start

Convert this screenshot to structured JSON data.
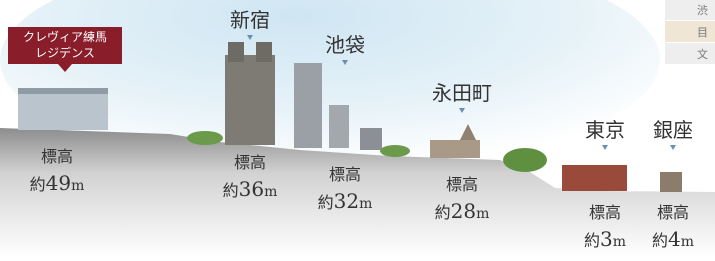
{
  "property_label": [
    "クレヴィア練馬",
    "レジデンス"
  ],
  "places": [
    {
      "name": null,
      "elevation_label": "標高",
      "prefix": "約",
      "value": 49,
      "unit": "m"
    },
    {
      "name": "新宿",
      "elevation_label": "標高",
      "prefix": "約",
      "value": 36,
      "unit": "m"
    },
    {
      "name": "池袋",
      "elevation_label": "標高",
      "prefix": "約",
      "value": 32,
      "unit": "m"
    },
    {
      "name": "永田町",
      "elevation_label": "標高",
      "prefix": "約",
      "value": 28,
      "unit": "m"
    },
    {
      "name": "東京",
      "elevation_label": "標高",
      "prefix": "約",
      "value": 3,
      "unit": "m"
    },
    {
      "name": "銀座",
      "elevation_label": "標高",
      "prefix": "約",
      "value": 4,
      "unit": "m"
    }
  ],
  "side_table": [
    "渋",
    "目",
    "文"
  ]
}
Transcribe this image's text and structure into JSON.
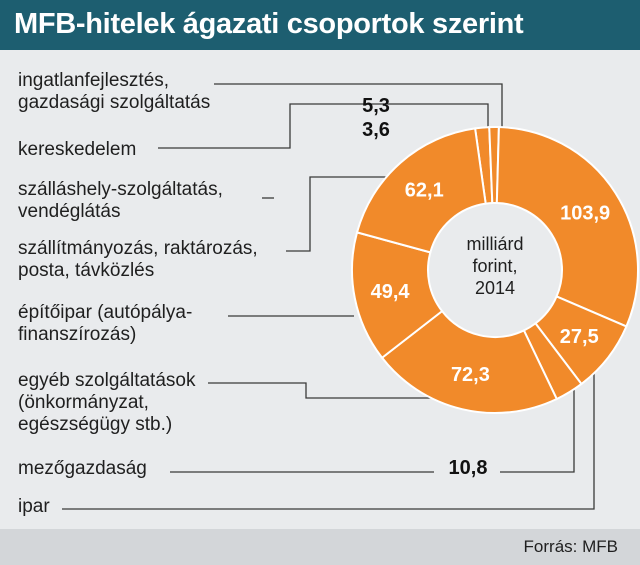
{
  "title": "MFB-hitelek ágazati csoportok szerint",
  "source": "Forrás: MFB",
  "center_label": [
    "milliárd",
    "forint,",
    "2014"
  ],
  "colors": {
    "header_bg": "#1d5e70",
    "slice": "#f18a2a",
    "slice_border": "#ffffff",
    "leader": "#3a3a3a",
    "background": "#e9ebed",
    "footer_bg": "#d3d6d9"
  },
  "categories": [
    {
      "label_lines": [
        "ingatlanfejlesztés,",
        "gazdasági szolgáltatás"
      ]
    },
    {
      "label_lines": [
        "kereskedelem"
      ]
    },
    {
      "label_lines": [
        "szálláshely-szolgáltatás,",
        "vendéglátás"
      ]
    },
    {
      "label_lines": [
        "szállítmányozás, raktározás,",
        "posta, távközlés"
      ]
    },
    {
      "label_lines": [
        "építőipar (autópálya-",
        "finanszírozás)"
      ]
    },
    {
      "label_lines": [
        "egyéb szolgáltatások",
        "(önkormányzat,",
        "egészségügy stb.)"
      ]
    },
    {
      "label_lines": [
        "mezőgazdaság"
      ]
    },
    {
      "label_lines": [
        "ipar"
      ]
    }
  ],
  "chart_data": {
    "type": "pie",
    "donut": true,
    "title": "MFB-hitelek ágazati csoportok szerint",
    "unit": "milliárd forint, 2014",
    "slices": [
      {
        "category": "ingatlanfejlesztés, gazdasági szolgáltatás",
        "value": 5.3,
        "value_label": "5,3"
      },
      {
        "category": "kereskedelem",
        "value": 3.6,
        "value_label": "3,6"
      },
      {
        "category": "ipar",
        "value": 103.9,
        "value_label": "103,9"
      },
      {
        "category": "mezőgazdaság",
        "value": 27.5,
        "value_label": "27,5"
      },
      {
        "category": "egyéb szolgáltatások (önkormányzat, egészségügy stb.)",
        "value": 10.8,
        "value_label": "10,8"
      },
      {
        "category": "építőipar (autópálya-finanszírozás)",
        "value": 72.3,
        "value_label": "72,3"
      },
      {
        "category": "szállítmányozás, raktározás, posta, távközlés",
        "value": 49.4,
        "value_label": "49,4"
      },
      {
        "category": "szálláshely-szolgáltatás, vendéglátás",
        "value": 62.1,
        "value_label": "62,1"
      }
    ]
  }
}
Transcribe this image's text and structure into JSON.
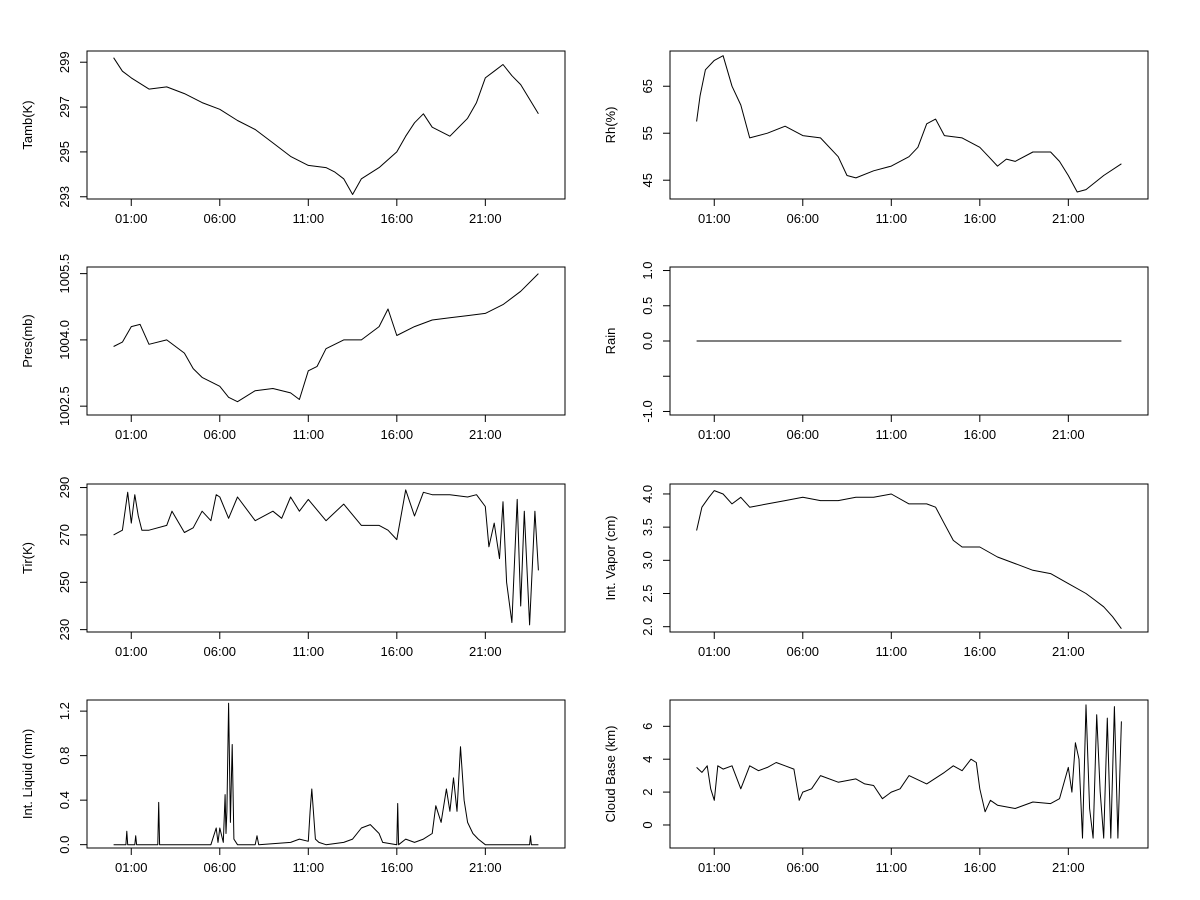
{
  "chart_data": [
    {
      "type": "line",
      "ylabel": "Tamb(K)",
      "xlim": [
        -1.5,
        25.5
      ],
      "ylim": [
        292.9,
        299.5
      ],
      "x_ticks": [
        1,
        6,
        11,
        16,
        21
      ],
      "x_tick_labels": [
        "01:00",
        "06:00",
        "11:00",
        "16:00",
        "21:00"
      ],
      "y_ticks": [
        293,
        295,
        297,
        299
      ],
      "y_tick_labels": [
        "293",
        "295",
        "297",
        "299"
      ],
      "series": [
        {
          "x": [
            0,
            0.5,
            1,
            2,
            3,
            4,
            5,
            6,
            7,
            8,
            9,
            10,
            11,
            12,
            12.5,
            13,
            13.5,
            14,
            15,
            16,
            16.5,
            17,
            17.5,
            18,
            19,
            20,
            20.5,
            21,
            21.5,
            22,
            22.5,
            23,
            24
          ],
          "y": [
            299.2,
            298.6,
            298.3,
            297.8,
            297.9,
            297.6,
            297.2,
            296.9,
            296.4,
            296.0,
            295.4,
            294.8,
            294.4,
            294.3,
            294.1,
            293.8,
            293.1,
            293.8,
            294.3,
            295.0,
            295.7,
            296.3,
            296.7,
            296.1,
            295.7,
            296.5,
            297.2,
            298.3,
            298.6,
            298.9,
            298.4,
            298.0,
            296.7
          ]
        }
      ]
    },
    {
      "type": "line",
      "ylabel": "Rh(%)",
      "xlim": [
        -1.5,
        25.5
      ],
      "ylim": [
        41,
        72.5
      ],
      "x_ticks": [
        1,
        6,
        11,
        16,
        21
      ],
      "x_tick_labels": [
        "01:00",
        "06:00",
        "11:00",
        "16:00",
        "21:00"
      ],
      "y_ticks": [
        45,
        55,
        65
      ],
      "y_tick_labels": [
        "45",
        "55",
        "65"
      ],
      "series": [
        {
          "x": [
            0,
            0.2,
            0.5,
            1,
            1.5,
            2,
            2.5,
            3,
            4,
            5,
            6,
            7,
            8,
            8.5,
            9,
            10,
            11,
            12,
            12.5,
            13,
            13.5,
            14,
            15,
            16,
            16.5,
            17,
            17.5,
            18,
            19,
            20,
            20.5,
            21,
            21.5,
            22,
            23,
            24
          ],
          "y": [
            57.5,
            63,
            68.5,
            70.5,
            71.5,
            65,
            61,
            54,
            55,
            56.5,
            54.5,
            54,
            50,
            46,
            45.5,
            47,
            48,
            50,
            52,
            57,
            58,
            54.5,
            54,
            52,
            50,
            48,
            49.5,
            49,
            51,
            51,
            49,
            46,
            42.5,
            43,
            46,
            48.5
          ]
        }
      ]
    },
    {
      "type": "line",
      "ylabel": "Pres(mb)",
      "xlim": [
        -1.5,
        25.5
      ],
      "ylim": [
        1002.3,
        1005.65
      ],
      "x_ticks": [
        1,
        6,
        11,
        16,
        21
      ],
      "x_tick_labels": [
        "01:00",
        "06:00",
        "11:00",
        "16:00",
        "21:00"
      ],
      "y_ticks": [
        1002.5,
        1004.0,
        1005.5
      ],
      "y_tick_labels": [
        "1002.5",
        "1004.0",
        "1005.5"
      ],
      "series": [
        {
          "x": [
            0,
            0.5,
            1,
            1.5,
            2,
            3,
            4,
            4.5,
            5,
            6,
            6.5,
            7,
            8,
            9,
            10,
            10.5,
            11,
            11.5,
            12,
            13,
            14,
            15,
            15.5,
            16,
            17,
            18,
            19,
            20,
            21,
            22,
            23,
            24
          ],
          "y": [
            1003.85,
            1003.95,
            1004.3,
            1004.35,
            1003.9,
            1004.0,
            1003.7,
            1003.35,
            1003.15,
            1002.95,
            1002.7,
            1002.6,
            1002.85,
            1002.9,
            1002.8,
            1002.65,
            1003.3,
            1003.4,
            1003.8,
            1004.0,
            1004.0,
            1004.3,
            1004.7,
            1004.1,
            1004.3,
            1004.45,
            1004.5,
            1004.55,
            1004.6,
            1004.8,
            1005.1,
            1005.5
          ]
        }
      ]
    },
    {
      "type": "line",
      "ylabel": "Rain",
      "xlim": [
        -1.5,
        25.5
      ],
      "ylim": [
        -1.05,
        1.05
      ],
      "x_ticks": [
        1,
        6,
        11,
        16,
        21
      ],
      "x_tick_labels": [
        "01:00",
        "06:00",
        "11:00",
        "16:00",
        "21:00"
      ],
      "y_ticks": [
        -1.0,
        -0.5,
        0.0,
        0.5,
        1.0
      ],
      "y_tick_labels": [
        "-1.0",
        "",
        "0.0",
        "0.5",
        "1.0"
      ],
      "series": [
        {
          "x": [
            0,
            24
          ],
          "y": [
            0.0,
            0.0
          ]
        }
      ]
    },
    {
      "type": "line",
      "ylabel": "Tir(K)",
      "xlim": [
        -1.5,
        25.5
      ],
      "ylim": [
        229,
        291.5
      ],
      "x_ticks": [
        1,
        6,
        11,
        16,
        21
      ],
      "x_tick_labels": [
        "01:00",
        "06:00",
        "11:00",
        "16:00",
        "21:00"
      ],
      "y_ticks": [
        230,
        250,
        270,
        290
      ],
      "y_tick_labels": [
        "230",
        "250",
        "270",
        "290"
      ],
      "series": [
        {
          "x": [
            0,
            0.5,
            0.8,
            1.0,
            1.2,
            1.4,
            1.6,
            2,
            3,
            3.3,
            4,
            4.5,
            5,
            5.5,
            5.8,
            6,
            6.5,
            7,
            8,
            9,
            9.5,
            10,
            10.5,
            11,
            12,
            13,
            14,
            15,
            15.5,
            16,
            16.5,
            17,
            17.5,
            18,
            19,
            20,
            20.5,
            21,
            21.2,
            21.5,
            21.8,
            22,
            22.2,
            22.5,
            22.8,
            23,
            23.2,
            23.5,
            23.8,
            24
          ],
          "y": [
            270,
            272,
            288,
            275,
            287,
            278,
            272,
            272,
            274,
            280,
            271,
            273,
            280,
            276,
            287,
            286,
            277,
            286,
            276,
            280,
            277,
            286,
            280,
            285,
            276,
            283,
            274,
            274,
            272,
            268,
            289,
            278,
            288,
            287,
            287,
            286,
            287,
            282,
            265,
            275,
            260,
            284,
            250,
            233,
            285,
            240,
            280,
            232,
            280,
            255
          ]
        }
      ]
    },
    {
      "type": "line",
      "ylabel": "Int. Vapor (cm)",
      "xlim": [
        -1.5,
        25.5
      ],
      "ylim": [
        1.92,
        4.15
      ],
      "x_ticks": [
        1,
        6,
        11,
        16,
        21
      ],
      "x_tick_labels": [
        "01:00",
        "06:00",
        "11:00",
        "16:00",
        "21:00"
      ],
      "y_ticks": [
        2.0,
        2.5,
        3.0,
        3.5,
        4.0
      ],
      "y_tick_labels": [
        "2.0",
        "2.5",
        "3.0",
        "3.5",
        "4.0"
      ],
      "series": [
        {
          "x": [
            0,
            0.3,
            0.7,
            1,
            1.5,
            2,
            2.5,
            3,
            4,
            5,
            6,
            7,
            8,
            9,
            10,
            11,
            12,
            13,
            13.5,
            14,
            14.5,
            15,
            16,
            17,
            18,
            19,
            20,
            21,
            22,
            22.5,
            23,
            23.5,
            24
          ],
          "y": [
            3.45,
            3.8,
            3.95,
            4.05,
            4.0,
            3.85,
            3.95,
            3.8,
            3.85,
            3.9,
            3.95,
            3.9,
            3.9,
            3.95,
            3.95,
            4.0,
            3.85,
            3.85,
            3.8,
            3.55,
            3.3,
            3.2,
            3.2,
            3.05,
            2.95,
            2.85,
            2.8,
            2.65,
            2.5,
            2.4,
            2.3,
            2.15,
            1.97
          ]
        }
      ]
    },
    {
      "type": "line",
      "ylabel": "Int. Liquid (mm)",
      "xlim": [
        -1.5,
        25.5
      ],
      "ylim": [
        -0.03,
        1.3
      ],
      "x_ticks": [
        1,
        6,
        11,
        16,
        21
      ],
      "x_tick_labels": [
        "01:00",
        "06:00",
        "11:00",
        "16:00",
        "21:00"
      ],
      "y_ticks": [
        0.0,
        0.4,
        0.8,
        1.2
      ],
      "y_tick_labels": [
        "0.0",
        "0.4",
        "0.8",
        "1.2"
      ],
      "series": [
        {
          "x": [
            0,
            0.7,
            0.75,
            0.8,
            1.2,
            1.25,
            1.3,
            2.5,
            2.55,
            2.6,
            5.5,
            5.8,
            5.9,
            6.0,
            6.2,
            6.3,
            6.35,
            6.4,
            6.5,
            6.6,
            6.7,
            6.8,
            7.0,
            8,
            8.1,
            8.2,
            10,
            10.5,
            11,
            11.1,
            11.2,
            11.4,
            11.6,
            12,
            13,
            13.5,
            14,
            14.5,
            15,
            15.2,
            16,
            16.05,
            16.1,
            16.5,
            17,
            17.5,
            18,
            18.2,
            18.5,
            18.8,
            19.0,
            19.2,
            19.4,
            19.6,
            19.8,
            20,
            20.3,
            20.6,
            21,
            22,
            23,
            23.5,
            23.55,
            23.6,
            24
          ],
          "y": [
            0,
            0,
            0.12,
            0,
            0,
            0.08,
            0,
            0,
            0.38,
            0,
            0,
            0.15,
            0.02,
            0.15,
            0.02,
            0.45,
            0.1,
            0.3,
            1.27,
            0.2,
            0.9,
            0.05,
            0,
            0,
            0.08,
            0,
            0.02,
            0.05,
            0.03,
            0.3,
            0.5,
            0.05,
            0.02,
            0,
            0.02,
            0.05,
            0.15,
            0.18,
            0.1,
            0.02,
            0,
            0.37,
            0,
            0.05,
            0.02,
            0.05,
            0.1,
            0.35,
            0.2,
            0.5,
            0.3,
            0.6,
            0.3,
            0.88,
            0.4,
            0.2,
            0.1,
            0.05,
            0,
            0,
            0,
            0,
            0.08,
            0,
            0
          ]
        }
      ]
    },
    {
      "type": "line",
      "ylabel": "Cloud Base (km)",
      "xlim": [
        -1.5,
        25.5
      ],
      "ylim": [
        -1.4,
        7.6
      ],
      "x_ticks": [
        1,
        6,
        11,
        16,
        21
      ],
      "x_tick_labels": [
        "01:00",
        "06:00",
        "11:00",
        "16:00",
        "21:00"
      ],
      "y_ticks": [
        0,
        2,
        4,
        6
      ],
      "y_tick_labels": [
        "0",
        "2",
        "4",
        "6"
      ],
      "series": [
        {
          "x": [
            0,
            0.3,
            0.6,
            0.8,
            1.0,
            1.2,
            1.5,
            2,
            2.5,
            3,
            3.5,
            4,
            4.5,
            5,
            5.5,
            5.8,
            6,
            6.5,
            7,
            8,
            9,
            9.5,
            10,
            10.5,
            11,
            11.5,
            12,
            13,
            14,
            14.5,
            15,
            15.5,
            15.8,
            16,
            16.3,
            16.6,
            17,
            18,
            19,
            20,
            20.5,
            21,
            21.2,
            21.4,
            21.6,
            21.8,
            22.0,
            22.2,
            22.4,
            22.6,
            22.8,
            23.0,
            23.2,
            23.4,
            23.6,
            23.8,
            24
          ],
          "y": [
            3.5,
            3.2,
            3.6,
            2.2,
            1.5,
            3.6,
            3.4,
            3.6,
            2.2,
            3.6,
            3.3,
            3.5,
            3.8,
            3.6,
            3.4,
            1.5,
            2.0,
            2.2,
            3.0,
            2.6,
            2.8,
            2.5,
            2.4,
            1.6,
            2.0,
            2.2,
            3.0,
            2.5,
            3.2,
            3.6,
            3.3,
            4.0,
            3.8,
            2.2,
            0.8,
            1.5,
            1.2,
            1.0,
            1.4,
            1.3,
            1.6,
            3.5,
            2.0,
            5.0,
            4.0,
            -0.8,
            7.3,
            1.0,
            -0.8,
            6.7,
            2.0,
            -0.8,
            6.5,
            -0.8,
            7.2,
            -0.8,
            6.3
          ]
        }
      ]
    }
  ]
}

end

◆ Problem statement ◆
Copy each line that holds the word "milliárd".

◆ Exercise output ◆
    "milliárd",
    "unit": "milliárd forint, 2014",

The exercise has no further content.